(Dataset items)

•••••

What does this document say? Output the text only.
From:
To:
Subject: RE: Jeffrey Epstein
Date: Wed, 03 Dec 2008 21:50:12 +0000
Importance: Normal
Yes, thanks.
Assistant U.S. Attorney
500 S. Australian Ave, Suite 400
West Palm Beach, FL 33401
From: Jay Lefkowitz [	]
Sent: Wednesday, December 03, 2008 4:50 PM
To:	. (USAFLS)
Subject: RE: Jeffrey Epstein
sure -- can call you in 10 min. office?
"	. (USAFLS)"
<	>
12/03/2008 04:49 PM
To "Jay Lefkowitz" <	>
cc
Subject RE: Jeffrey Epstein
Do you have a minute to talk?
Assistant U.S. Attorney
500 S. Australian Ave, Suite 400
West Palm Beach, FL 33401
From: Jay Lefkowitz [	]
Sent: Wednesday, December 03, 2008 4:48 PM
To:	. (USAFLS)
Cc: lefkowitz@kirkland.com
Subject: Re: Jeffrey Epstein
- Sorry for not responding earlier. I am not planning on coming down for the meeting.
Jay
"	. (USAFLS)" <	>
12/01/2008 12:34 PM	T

•••••

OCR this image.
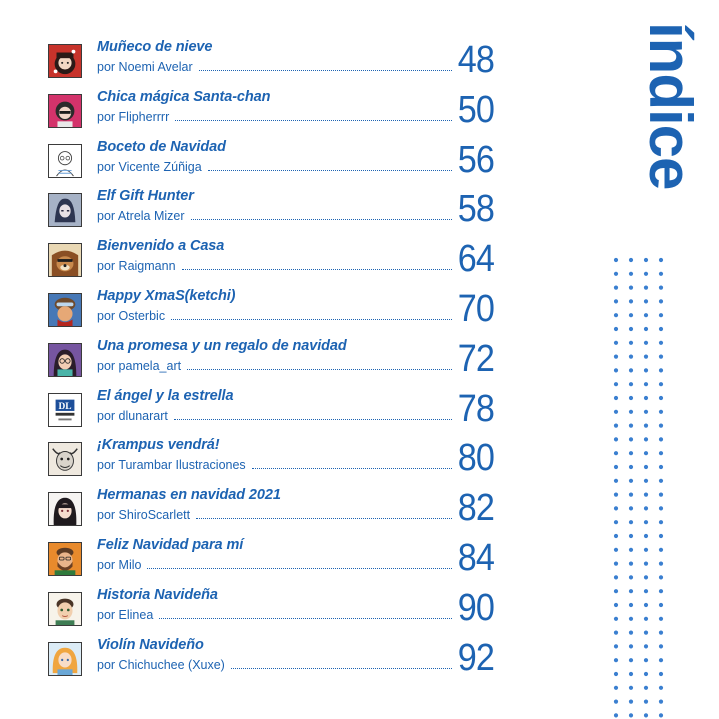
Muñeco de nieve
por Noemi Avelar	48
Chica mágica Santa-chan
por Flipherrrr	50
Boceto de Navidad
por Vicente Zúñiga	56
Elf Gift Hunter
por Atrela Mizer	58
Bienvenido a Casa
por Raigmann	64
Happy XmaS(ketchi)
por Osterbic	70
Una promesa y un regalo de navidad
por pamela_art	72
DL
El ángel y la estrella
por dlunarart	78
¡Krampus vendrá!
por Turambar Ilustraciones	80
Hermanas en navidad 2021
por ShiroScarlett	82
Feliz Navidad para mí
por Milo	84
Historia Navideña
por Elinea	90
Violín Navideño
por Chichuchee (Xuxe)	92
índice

•••••

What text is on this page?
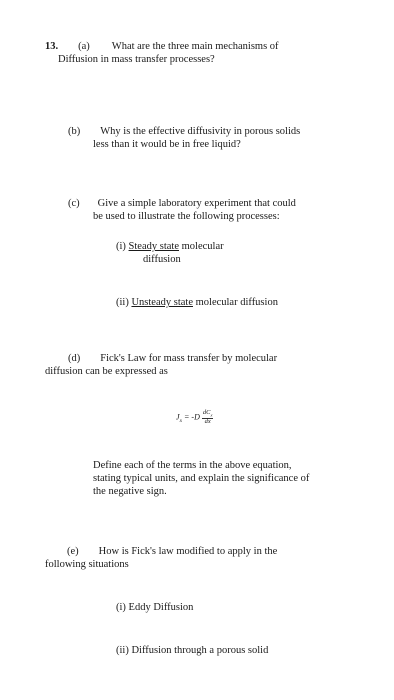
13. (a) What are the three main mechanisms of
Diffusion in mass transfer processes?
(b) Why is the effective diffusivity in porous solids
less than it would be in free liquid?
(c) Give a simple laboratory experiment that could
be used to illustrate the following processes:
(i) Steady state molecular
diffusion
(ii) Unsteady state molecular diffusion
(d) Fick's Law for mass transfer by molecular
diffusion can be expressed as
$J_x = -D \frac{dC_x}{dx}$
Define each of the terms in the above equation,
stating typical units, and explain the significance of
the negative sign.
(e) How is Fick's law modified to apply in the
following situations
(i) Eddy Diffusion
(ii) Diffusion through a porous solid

•••••

» EXERCISE DETAILS:
Considering only the records above, state the number of lines that include the word "Epstein", with nothing added.

» ANSWER TO THIS PROBLEM:
4